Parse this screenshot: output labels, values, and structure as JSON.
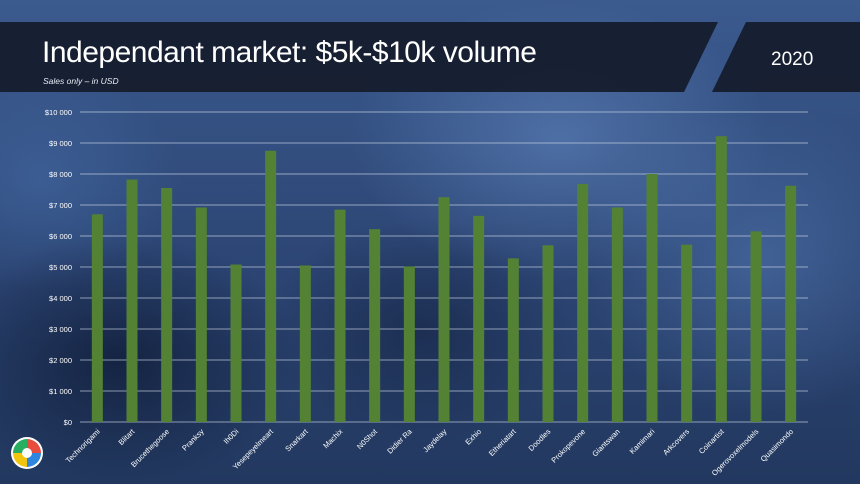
{
  "header": {
    "title": "Independant market: $5k-$10k volume",
    "subtitle": "Sales only – in USD",
    "year": "2020"
  },
  "colors": {
    "bar": "#548235",
    "header_band": "#141b2b",
    "grid": "#d0d8e6",
    "text": "#ffffff"
  },
  "chart_data": {
    "type": "bar",
    "categories": [
      "Technorigami",
      "Blitart",
      "Brucethegoose",
      "Pranksy",
      "Ih0Di",
      "Yesepeyelmeart",
      "Snarkart",
      "Machix",
      "N0Shot",
      "Didier Ra",
      "Jaydelay",
      "Exhio",
      "Etheriatart",
      "Doodles",
      "Prokopevone",
      "Giantswan",
      "Kamimari",
      "Arkcovers",
      "Coinartist",
      "Ogerovoxelmodels",
      "Quasimondo"
    ],
    "values": [
      6700,
      7820,
      7550,
      6920,
      5080,
      8750,
      5050,
      6850,
      6220,
      5020,
      7250,
      6650,
      5280,
      5700,
      7680,
      6920,
      8000,
      5720,
      9220,
      6150,
      7620
    ],
    "y_ticks": [
      "$0",
      "$1 000",
      "$2 000",
      "$3 000",
      "$4 000",
      "$5 000",
      "$6 000",
      "$7 000",
      "$8 000",
      "$9 000",
      "$10 000"
    ],
    "ylim": [
      0,
      10000
    ],
    "grid": true,
    "legend": "none"
  }
}
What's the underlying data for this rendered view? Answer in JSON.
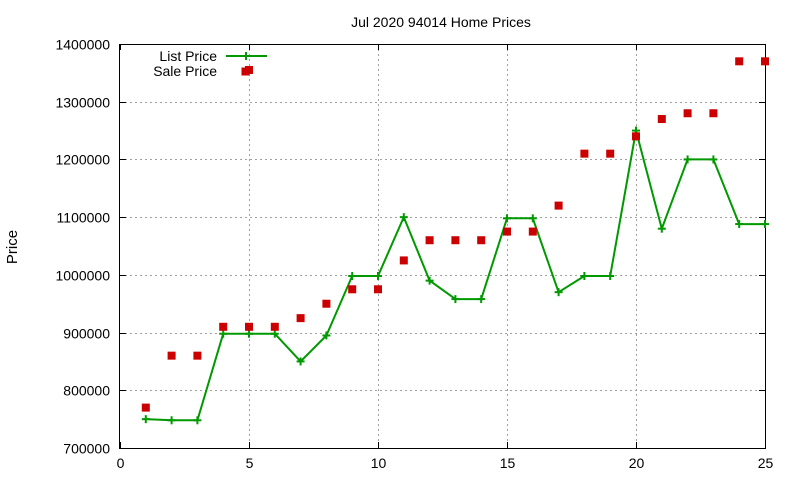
{
  "chart_data": {
    "type": "line",
    "title": "Jul 2020 94014 Home Prices",
    "xlabel": "",
    "ylabel": "Price",
    "xlim": [
      0,
      25
    ],
    "ylim": [
      700000,
      1400000
    ],
    "xticks": [
      "0",
      "5",
      "10",
      "15",
      "20",
      "25"
    ],
    "yticks": [
      "700000",
      "800000",
      "900000",
      "1000000",
      "1100000",
      "1200000",
      "1300000",
      "1400000"
    ],
    "grid": true,
    "legend_position": "top-left",
    "series": [
      {
        "name": "List Price",
        "style": "line-with-plus-markers",
        "color": "#009900",
        "x": [
          1,
          2,
          3,
          4,
          5,
          6,
          7,
          8,
          9,
          10,
          11,
          12,
          13,
          14,
          15,
          16,
          17,
          18,
          19,
          20,
          21,
          22,
          23,
          24,
          25
        ],
        "y": [
          750000,
          748000,
          748000,
          898000,
          898000,
          898000,
          850000,
          895000,
          998000,
          998000,
          1100000,
          990000,
          958000,
          958000,
          1098000,
          1098000,
          970000,
          998000,
          998000,
          1250000,
          1080000,
          1200000,
          1200000,
          1088000,
          1088000
        ]
      },
      {
        "name": "Sale Price",
        "style": "square-markers",
        "color": "#cc0000",
        "x": [
          1,
          2,
          3,
          4,
          5,
          5,
          6,
          7,
          8,
          9,
          10,
          11,
          12,
          13,
          14,
          15,
          16,
          17,
          18,
          19,
          20,
          21,
          22,
          23,
          24,
          25
        ],
        "y": [
          770000,
          860000,
          860000,
          910000,
          910000,
          1355000,
          910000,
          925000,
          950000,
          975000,
          975000,
          1025000,
          1060000,
          1060000,
          1060000,
          1075000,
          1075000,
          1120000,
          1210000,
          1210000,
          1240000,
          1270000,
          1280000,
          1280000,
          1370000,
          1370000
        ]
      }
    ]
  }
}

━━━━

■ **Written instruction**: Every line above should be repeated exactly; pictures stay out of the copy.

■ **The solution**:
Parse this screenshot: output labels, values, and structure as JSON.
{
  "header": {
    "title": "Independant market: $5k-$10k volume",
    "subtitle": "Sales only – in USD",
    "year": "2020"
  },
  "colors": {
    "bar": "#548235",
    "header_band": "#141b2b",
    "grid": "#d0d8e6",
    "text": "#ffffff"
  },
  "chart_data": {
    "type": "bar",
    "categories": [
      "Technorigami",
      "Blitart",
      "Brucethegoose",
      "Pranksy",
      "Ih0Di",
      "Yesepeyelmeart",
      "Snarkart",
      "Machix",
      "N0Shot",
      "Didier Ra",
      "Jaydelay",
      "Exhio",
      "Etheriatart",
      "Doodles",
      "Prokopevone",
      "Giantswan",
      "Kamimari",
      "Arkcovers",
      "Coinartist",
      "Ogerovoxelmodels",
      "Quasimondo"
    ],
    "values": [
      6700,
      7820,
      7550,
      6920,
      5080,
      8750,
      5050,
      6850,
      6220,
      5020,
      7250,
      6650,
      5280,
      5700,
      7680,
      6920,
      8000,
      5720,
      9220,
      6150,
      7620
    ],
    "y_ticks": [
      "$0",
      "$1 000",
      "$2 000",
      "$3 000",
      "$4 000",
      "$5 000",
      "$6 000",
      "$7 000",
      "$8 000",
      "$9 000",
      "$10 000"
    ],
    "ylim": [
      0,
      10000
    ],
    "grid": true,
    "legend": "none"
  }
}
What's the underlying data for this rendered view? Answer in JSON.
{
  "chart_data": {
    "type": "line",
    "title": "Jul 2020 94014 Home Prices",
    "xlabel": "",
    "ylabel": "Price",
    "xlim": [
      0,
      25
    ],
    "ylim": [
      700000,
      1400000
    ],
    "xticks": [
      "0",
      "5",
      "10",
      "15",
      "20",
      "25"
    ],
    "yticks": [
      "700000",
      "800000",
      "900000",
      "1000000",
      "1100000",
      "1200000",
      "1300000",
      "1400000"
    ],
    "grid": true,
    "legend_position": "top-left",
    "series": [
      {
        "name": "List Price",
        "style": "line-with-plus-markers",
        "color": "#009900",
        "x": [
          1,
          2,
          3,
          4,
          5,
          6,
          7,
          8,
          9,
          10,
          11,
          12,
          13,
          14,
          15,
          16,
          17,
          18,
          19,
          20,
          21,
          22,
          23,
          24,
          25
        ],
        "y": [
          750000,
          748000,
          748000,
          898000,
          898000,
          898000,
          850000,
          895000,
          998000,
          998000,
          1100000,
          990000,
          958000,
          958000,
          1098000,
          1098000,
          970000,
          998000,
          998000,
          1250000,
          1080000,
          1200000,
          1200000,
          1088000,
          1088000
        ]
      },
      {
        "name": "Sale Price",
        "style": "square-markers",
        "color": "#cc0000",
        "x": [
          1,
          2,
          3,
          4,
          5,
          5,
          6,
          7,
          8,
          9,
          10,
          11,
          12,
          13,
          14,
          15,
          16,
          17,
          18,
          19,
          20,
          21,
          22,
          23,
          24,
          25
        ],
        "y": [
          770000,
          860000,
          860000,
          910000,
          910000,
          1355000,
          910000,
          925000,
          950000,
          975000,
          975000,
          1025000,
          1060000,
          1060000,
          1060000,
          1075000,
          1075000,
          1120000,
          1210000,
          1210000,
          1240000,
          1270000,
          1280000,
          1280000,
          1370000,
          1370000
        ]
      }
    ]
  }
}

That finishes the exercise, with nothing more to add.